> [Required task] Omit the pictures, then write out every entry exactly as it reads.

Records from a collection

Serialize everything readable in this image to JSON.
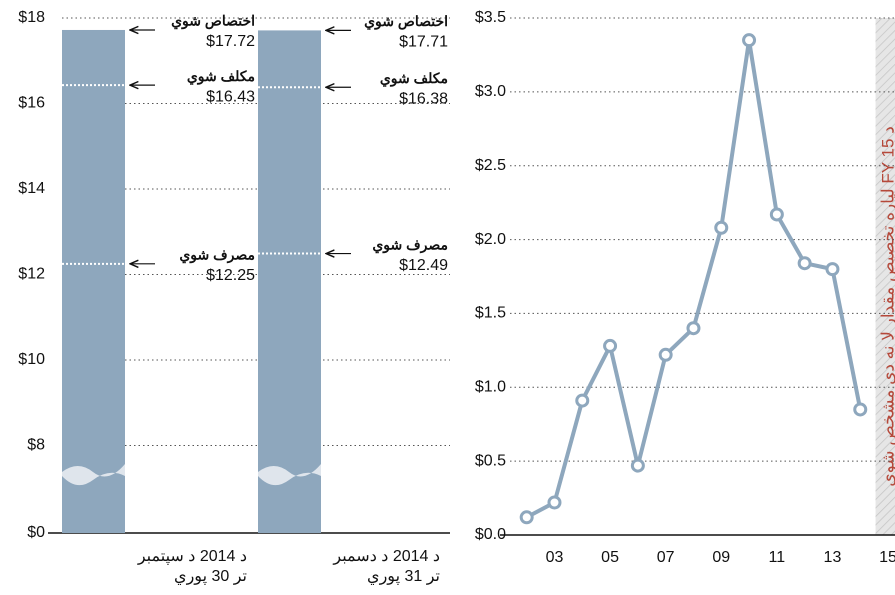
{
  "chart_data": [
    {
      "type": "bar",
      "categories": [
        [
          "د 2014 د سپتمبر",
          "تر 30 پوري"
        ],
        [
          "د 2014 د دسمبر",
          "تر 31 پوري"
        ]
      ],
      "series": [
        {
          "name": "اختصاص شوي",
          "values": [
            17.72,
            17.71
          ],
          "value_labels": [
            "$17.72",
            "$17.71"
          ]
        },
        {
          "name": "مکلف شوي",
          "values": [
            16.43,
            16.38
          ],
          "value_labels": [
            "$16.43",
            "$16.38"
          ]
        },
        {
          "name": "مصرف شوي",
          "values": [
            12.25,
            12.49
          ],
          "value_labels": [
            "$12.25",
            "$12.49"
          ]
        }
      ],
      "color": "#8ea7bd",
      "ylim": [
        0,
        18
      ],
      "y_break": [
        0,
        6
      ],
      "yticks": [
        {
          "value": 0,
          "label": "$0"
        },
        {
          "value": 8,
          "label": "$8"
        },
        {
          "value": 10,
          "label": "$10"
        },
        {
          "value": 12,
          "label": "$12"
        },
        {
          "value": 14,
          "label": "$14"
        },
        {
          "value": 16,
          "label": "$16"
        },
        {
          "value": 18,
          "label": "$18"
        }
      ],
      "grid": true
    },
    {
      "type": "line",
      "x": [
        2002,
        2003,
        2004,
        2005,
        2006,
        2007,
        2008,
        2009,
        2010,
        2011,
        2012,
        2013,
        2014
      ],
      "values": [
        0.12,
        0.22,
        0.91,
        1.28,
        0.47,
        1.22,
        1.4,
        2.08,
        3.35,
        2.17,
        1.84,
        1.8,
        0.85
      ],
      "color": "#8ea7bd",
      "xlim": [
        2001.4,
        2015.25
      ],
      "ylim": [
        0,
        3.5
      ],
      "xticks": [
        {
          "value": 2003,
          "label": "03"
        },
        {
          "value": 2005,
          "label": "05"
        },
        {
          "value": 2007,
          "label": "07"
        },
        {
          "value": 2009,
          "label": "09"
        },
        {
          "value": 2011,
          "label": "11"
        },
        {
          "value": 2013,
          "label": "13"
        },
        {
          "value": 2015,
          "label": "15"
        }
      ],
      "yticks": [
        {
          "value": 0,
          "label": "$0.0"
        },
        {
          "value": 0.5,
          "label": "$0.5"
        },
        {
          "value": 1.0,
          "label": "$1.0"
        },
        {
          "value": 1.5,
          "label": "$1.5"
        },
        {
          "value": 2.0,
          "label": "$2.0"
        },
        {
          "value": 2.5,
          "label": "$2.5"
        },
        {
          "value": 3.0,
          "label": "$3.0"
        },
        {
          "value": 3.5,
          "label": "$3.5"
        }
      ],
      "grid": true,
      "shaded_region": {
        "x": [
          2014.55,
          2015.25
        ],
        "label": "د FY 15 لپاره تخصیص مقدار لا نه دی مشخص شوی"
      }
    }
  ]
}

> [Full answer]
Serialize everything readable in this image to JSON.
{
  "chart_data": [
    {
      "type": "bar",
      "categories": [
        [
          "د 2014 د سپتمبر",
          "تر 30 پوري"
        ],
        [
          "د 2014 د دسمبر",
          "تر 31 پوري"
        ]
      ],
      "series": [
        {
          "name": "اختصاص شوي",
          "values": [
            17.72,
            17.71
          ],
          "value_labels": [
            "$17.72",
            "$17.71"
          ]
        },
        {
          "name": "مکلف شوي",
          "values": [
            16.43,
            16.38
          ],
          "value_labels": [
            "$16.43",
            "$16.38"
          ]
        },
        {
          "name": "مصرف شوي",
          "values": [
            12.25,
            12.49
          ],
          "value_labels": [
            "$12.25",
            "$12.49"
          ]
        }
      ],
      "color": "#8ea7bd",
      "ylim": [
        0,
        18
      ],
      "y_break": [
        0,
        6
      ],
      "yticks": [
        {
          "value": 0,
          "label": "$0"
        },
        {
          "value": 8,
          "label": "$8"
        },
        {
          "value": 10,
          "label": "$10"
        },
        {
          "value": 12,
          "label": "$12"
        },
        {
          "value": 14,
          "label": "$14"
        },
        {
          "value": 16,
          "label": "$16"
        },
        {
          "value": 18,
          "label": "$18"
        }
      ],
      "grid": true
    },
    {
      "type": "line",
      "x": [
        2002,
        2003,
        2004,
        2005,
        2006,
        2007,
        2008,
        2009,
        2010,
        2011,
        2012,
        2013,
        2014
      ],
      "values": [
        0.12,
        0.22,
        0.91,
        1.28,
        0.47,
        1.22,
        1.4,
        2.08,
        3.35,
        2.17,
        1.84,
        1.8,
        0.85
      ],
      "color": "#8ea7bd",
      "xlim": [
        2001.4,
        2015.25
      ],
      "ylim": [
        0,
        3.5
      ],
      "xticks": [
        {
          "value": 2003,
          "label": "03"
        },
        {
          "value": 2005,
          "label": "05"
        },
        {
          "value": 2007,
          "label": "07"
        },
        {
          "value": 2009,
          "label": "09"
        },
        {
          "value": 2011,
          "label": "11"
        },
        {
          "value": 2013,
          "label": "13"
        },
        {
          "value": 2015,
          "label": "15"
        }
      ],
      "yticks": [
        {
          "value": 0,
          "label": "$0.0"
        },
        {
          "value": 0.5,
          "label": "$0.5"
        },
        {
          "value": 1.0,
          "label": "$1.0"
        },
        {
          "value": 1.5,
          "label": "$1.5"
        },
        {
          "value": 2.0,
          "label": "$2.0"
        },
        {
          "value": 2.5,
          "label": "$2.5"
        },
        {
          "value": 3.0,
          "label": "$3.0"
        },
        {
          "value": 3.5,
          "label": "$3.5"
        }
      ],
      "grid": true,
      "shaded_region": {
        "x": [
          2014.55,
          2015.25
        ],
        "label": "د FY 15 لپاره تخصیص مقدار لا نه دی مشخص شوی"
      }
    }
  ]
}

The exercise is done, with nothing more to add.